begin MATERIAL SUPPLIED
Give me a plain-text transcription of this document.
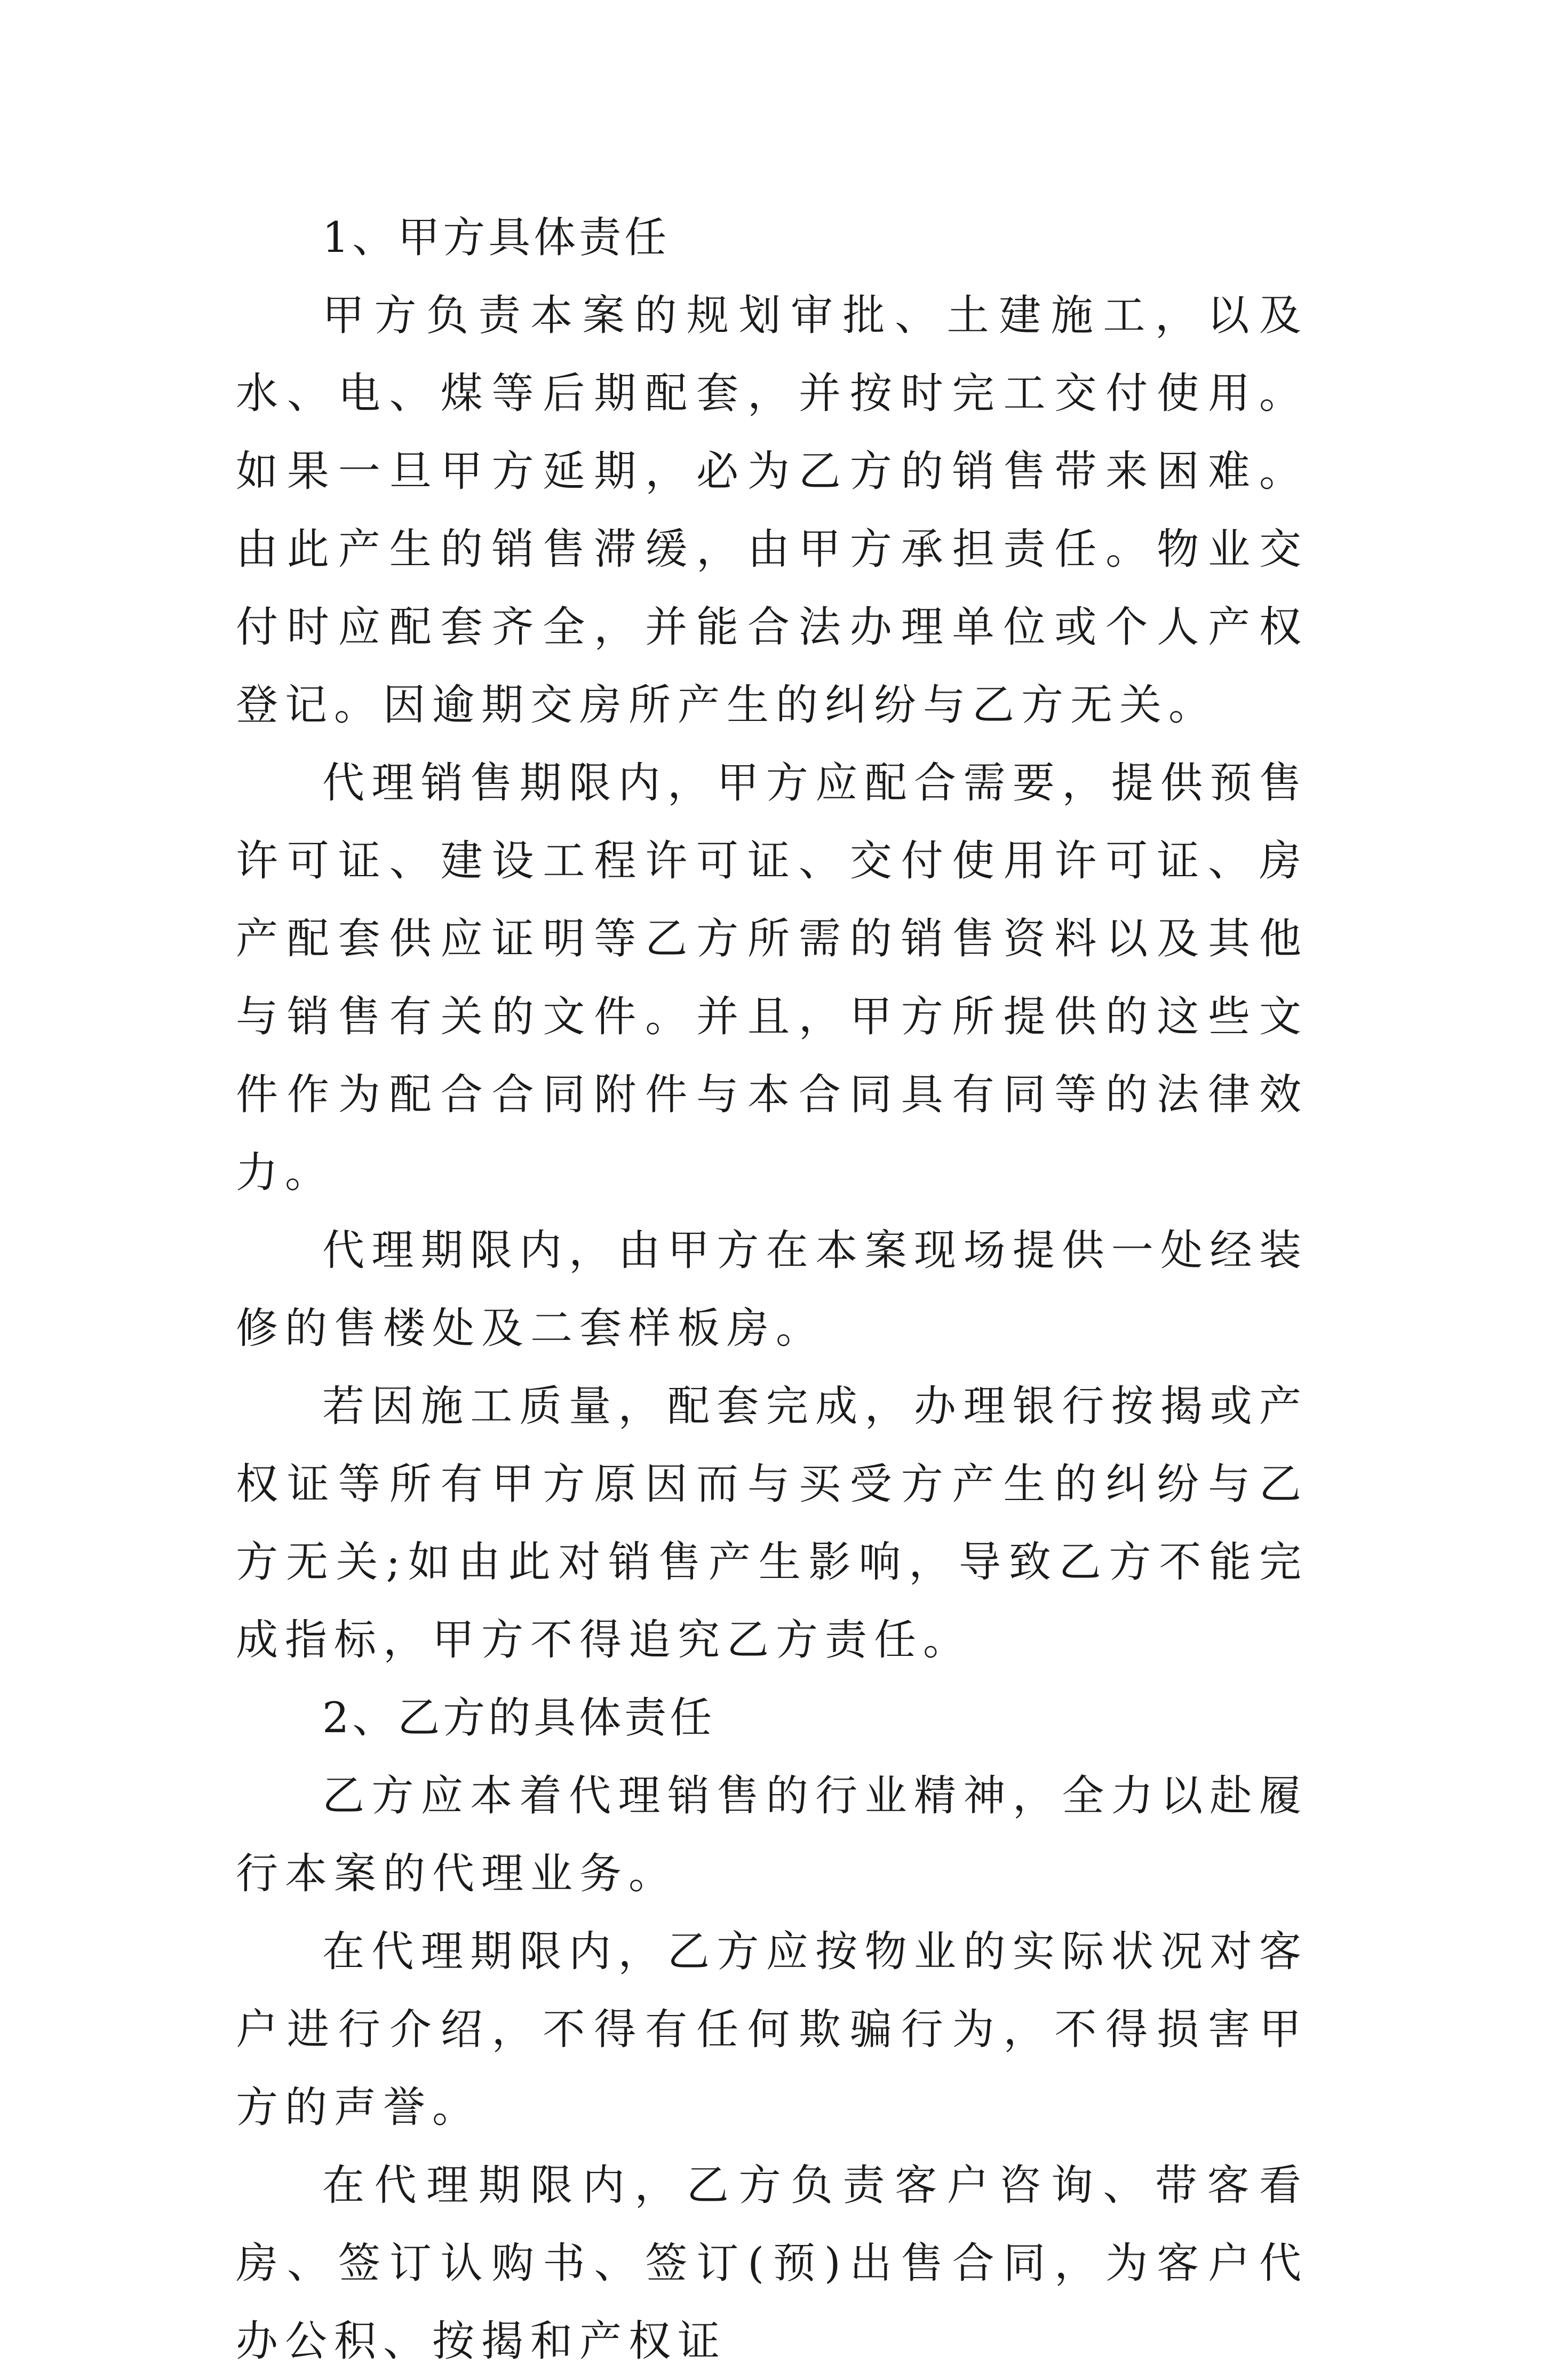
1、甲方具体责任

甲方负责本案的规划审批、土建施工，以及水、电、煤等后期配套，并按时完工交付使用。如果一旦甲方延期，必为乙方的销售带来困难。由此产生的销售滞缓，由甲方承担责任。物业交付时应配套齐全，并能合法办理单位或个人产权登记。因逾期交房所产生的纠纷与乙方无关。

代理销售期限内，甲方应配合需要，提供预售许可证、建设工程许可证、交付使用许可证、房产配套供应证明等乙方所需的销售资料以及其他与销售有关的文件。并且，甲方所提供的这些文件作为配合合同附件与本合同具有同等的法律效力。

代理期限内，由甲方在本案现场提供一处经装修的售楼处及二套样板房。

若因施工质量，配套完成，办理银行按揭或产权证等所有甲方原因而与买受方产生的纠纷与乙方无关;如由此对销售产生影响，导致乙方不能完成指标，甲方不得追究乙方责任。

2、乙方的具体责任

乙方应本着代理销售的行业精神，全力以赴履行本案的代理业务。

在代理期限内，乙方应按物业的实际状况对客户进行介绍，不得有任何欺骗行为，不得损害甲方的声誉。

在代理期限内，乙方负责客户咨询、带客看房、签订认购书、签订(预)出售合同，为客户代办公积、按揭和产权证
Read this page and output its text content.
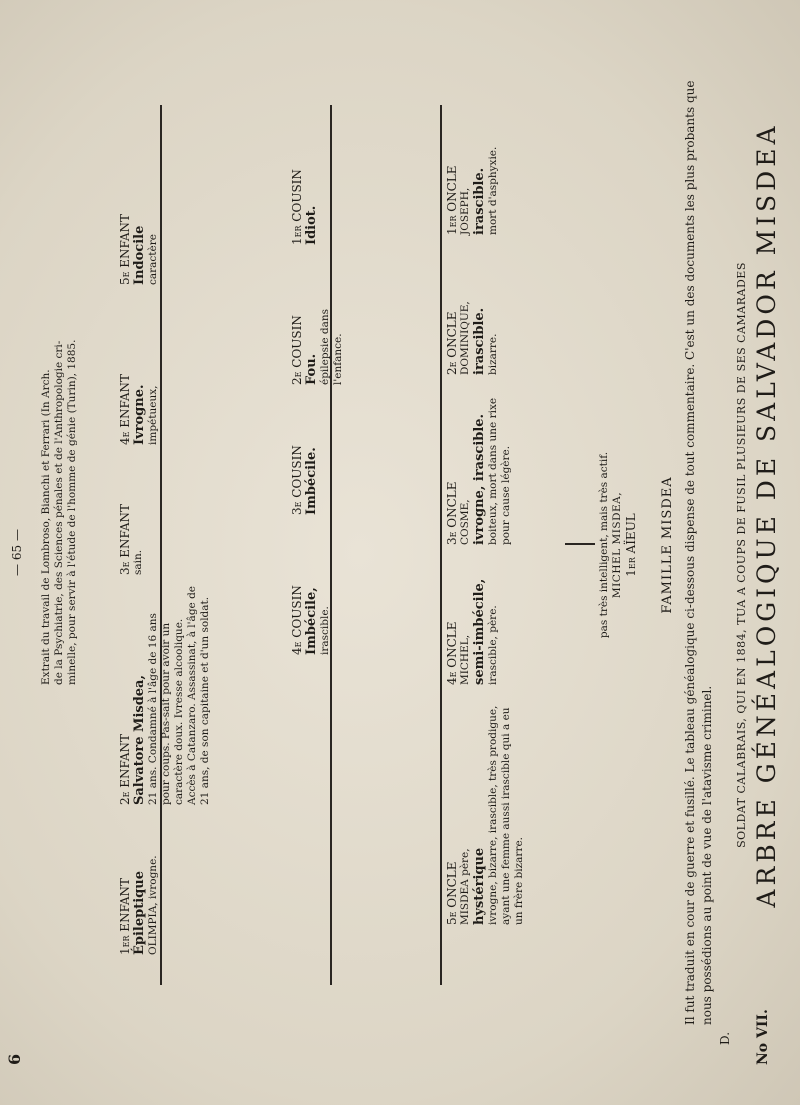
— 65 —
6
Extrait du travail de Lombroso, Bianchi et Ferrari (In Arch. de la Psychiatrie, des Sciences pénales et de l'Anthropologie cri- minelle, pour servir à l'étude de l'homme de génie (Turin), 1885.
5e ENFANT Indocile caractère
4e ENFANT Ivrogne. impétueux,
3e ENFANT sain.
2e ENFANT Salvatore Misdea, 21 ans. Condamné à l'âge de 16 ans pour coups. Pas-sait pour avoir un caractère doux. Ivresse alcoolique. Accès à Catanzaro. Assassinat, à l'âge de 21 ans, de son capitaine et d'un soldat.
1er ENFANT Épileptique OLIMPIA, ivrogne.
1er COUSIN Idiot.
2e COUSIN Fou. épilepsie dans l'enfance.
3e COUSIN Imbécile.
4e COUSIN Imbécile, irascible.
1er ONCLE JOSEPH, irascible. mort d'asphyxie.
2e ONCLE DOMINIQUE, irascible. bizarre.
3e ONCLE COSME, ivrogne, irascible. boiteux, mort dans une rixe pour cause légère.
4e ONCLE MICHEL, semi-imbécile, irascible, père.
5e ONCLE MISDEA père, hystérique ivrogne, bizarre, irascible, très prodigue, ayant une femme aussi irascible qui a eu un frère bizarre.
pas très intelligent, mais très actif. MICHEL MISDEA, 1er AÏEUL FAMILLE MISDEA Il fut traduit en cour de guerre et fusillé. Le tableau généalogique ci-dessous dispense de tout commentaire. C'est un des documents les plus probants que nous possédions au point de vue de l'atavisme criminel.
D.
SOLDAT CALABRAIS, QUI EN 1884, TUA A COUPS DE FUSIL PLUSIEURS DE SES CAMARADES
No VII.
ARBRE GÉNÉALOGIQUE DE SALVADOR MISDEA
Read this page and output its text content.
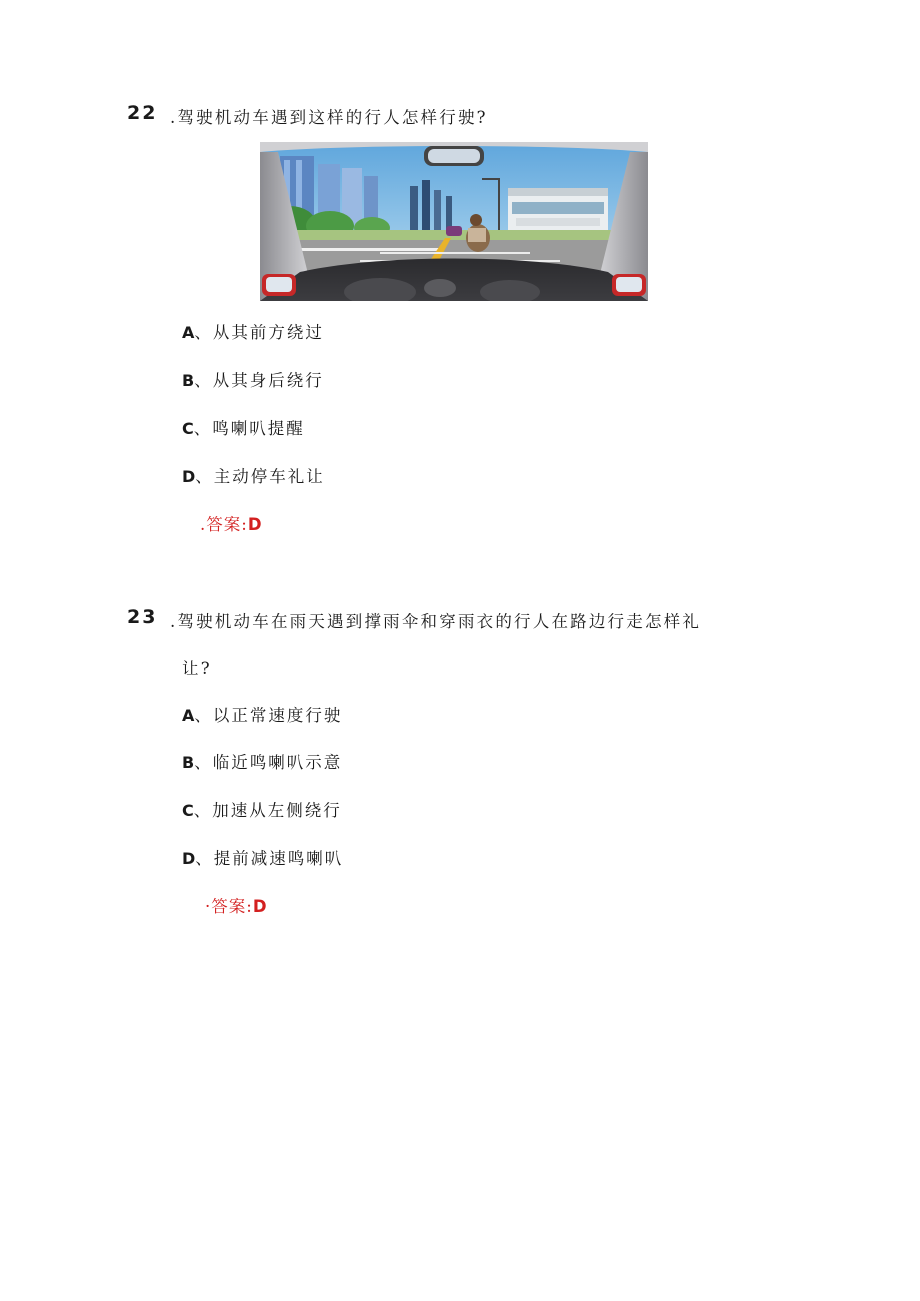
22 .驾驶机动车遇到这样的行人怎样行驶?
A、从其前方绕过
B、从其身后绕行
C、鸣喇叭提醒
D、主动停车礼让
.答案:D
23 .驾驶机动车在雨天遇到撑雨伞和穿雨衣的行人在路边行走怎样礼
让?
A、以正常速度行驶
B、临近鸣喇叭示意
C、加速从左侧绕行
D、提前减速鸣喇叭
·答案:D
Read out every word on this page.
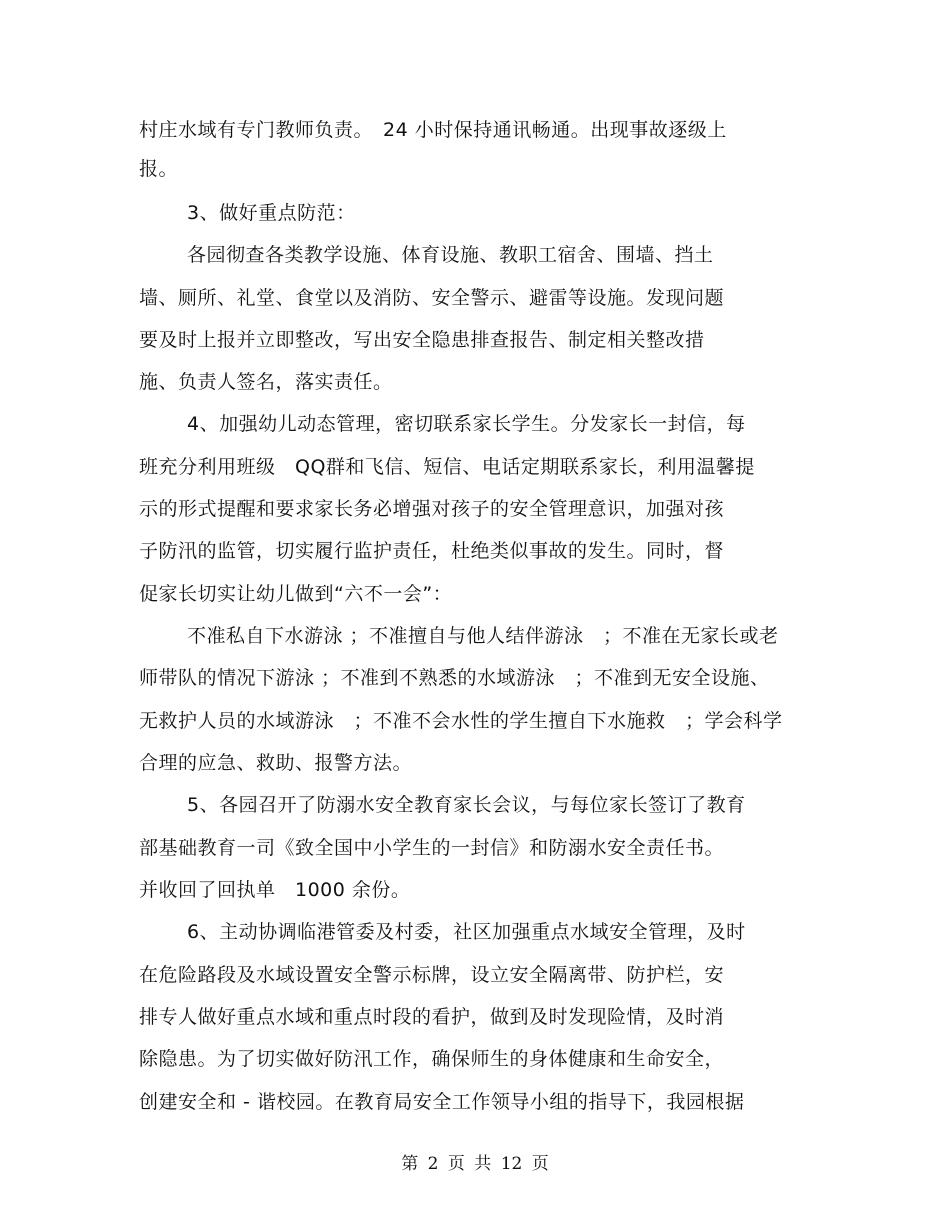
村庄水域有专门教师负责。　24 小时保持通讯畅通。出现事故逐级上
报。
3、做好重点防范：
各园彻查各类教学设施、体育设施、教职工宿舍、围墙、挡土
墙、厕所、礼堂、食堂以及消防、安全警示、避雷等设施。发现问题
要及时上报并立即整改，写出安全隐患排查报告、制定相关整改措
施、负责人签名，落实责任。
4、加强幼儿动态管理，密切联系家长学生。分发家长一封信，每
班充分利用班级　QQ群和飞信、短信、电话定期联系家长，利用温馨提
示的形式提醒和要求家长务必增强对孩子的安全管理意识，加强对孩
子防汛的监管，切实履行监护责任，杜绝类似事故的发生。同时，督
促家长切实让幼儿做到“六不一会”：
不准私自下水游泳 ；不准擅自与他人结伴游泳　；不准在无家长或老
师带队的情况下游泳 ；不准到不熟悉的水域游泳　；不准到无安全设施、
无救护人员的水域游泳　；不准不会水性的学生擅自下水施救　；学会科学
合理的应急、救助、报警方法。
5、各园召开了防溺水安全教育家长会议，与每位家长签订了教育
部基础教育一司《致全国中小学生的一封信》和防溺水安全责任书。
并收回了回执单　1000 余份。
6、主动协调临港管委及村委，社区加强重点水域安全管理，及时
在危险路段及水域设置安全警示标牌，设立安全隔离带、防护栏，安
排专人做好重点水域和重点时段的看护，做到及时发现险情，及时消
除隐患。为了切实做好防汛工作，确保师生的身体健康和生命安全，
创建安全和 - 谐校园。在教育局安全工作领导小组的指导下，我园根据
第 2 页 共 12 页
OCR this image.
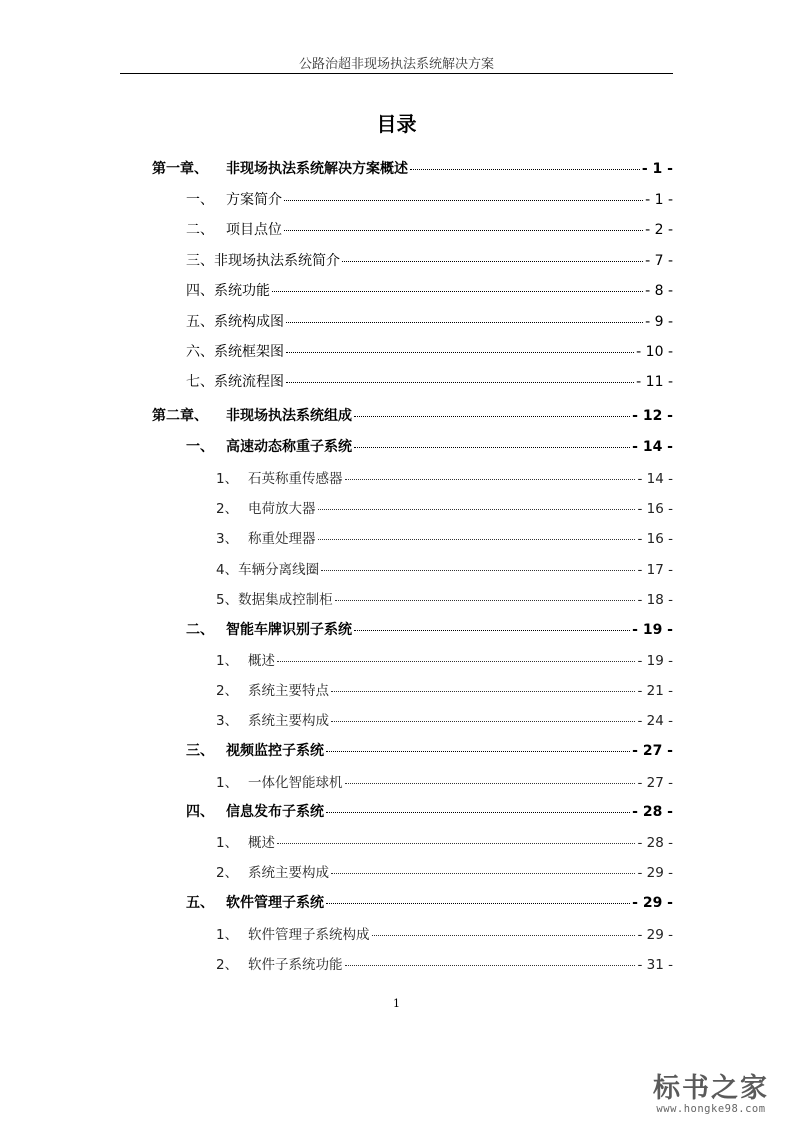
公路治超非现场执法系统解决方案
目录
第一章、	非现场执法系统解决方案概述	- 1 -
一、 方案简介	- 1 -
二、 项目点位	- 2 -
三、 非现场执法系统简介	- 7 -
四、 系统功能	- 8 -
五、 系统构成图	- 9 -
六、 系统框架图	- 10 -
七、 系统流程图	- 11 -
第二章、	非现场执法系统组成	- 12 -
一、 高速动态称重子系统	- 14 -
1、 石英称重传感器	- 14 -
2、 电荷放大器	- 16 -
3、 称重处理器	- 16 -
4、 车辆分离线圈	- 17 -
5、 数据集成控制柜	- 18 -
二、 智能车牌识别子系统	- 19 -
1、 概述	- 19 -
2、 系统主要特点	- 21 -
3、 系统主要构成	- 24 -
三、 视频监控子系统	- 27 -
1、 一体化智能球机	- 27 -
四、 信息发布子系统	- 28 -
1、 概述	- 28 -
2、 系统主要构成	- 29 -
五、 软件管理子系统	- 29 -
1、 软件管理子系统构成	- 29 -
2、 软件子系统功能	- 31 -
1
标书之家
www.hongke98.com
end MATERIAL SUPPLIED
## INSTRUCTION:
Reproduce exactly, without any picture, the lines from the one bearing "OCR this image." to the last line of the records above.

## THE OUTPUT:
OCR this image.
公路治超非现场执法系统解决方案
目录
第一章、	非现场执法系统解决方案概述	- 1 -
一、 方案简介	- 1 -
二、 项目点位	- 2 -
三、 非现场执法系统简介	- 7 -
四、 系统功能	- 8 -
五、 系统构成图	- 9 -
六、 系统框架图	- 10 -
七、 系统流程图	- 11 -
第二章、	非现场执法系统组成	- 12 -
一、 高速动态称重子系统	- 14 -
1、 石英称重传感器	- 14 -
2、 电荷放大器	- 16 -
3、 称重处理器	- 16 -
4、 车辆分离线圈	- 17 -
5、 数据集成控制柜	- 18 -
二、 智能车牌识别子系统	- 19 -
1、 概述	- 19 -
2、 系统主要特点	- 21 -
3、 系统主要构成	- 24 -
三、 视频监控子系统	- 27 -
1、 一体化智能球机	- 27 -
四、 信息发布子系统	- 28 -
1、 概述	- 28 -
2、 系统主要构成	- 29 -
五、 软件管理子系统	- 29 -
1、 软件管理子系统构成	- 29 -
2、 软件子系统功能	- 31 -
1
标书之家
www.hongke98.com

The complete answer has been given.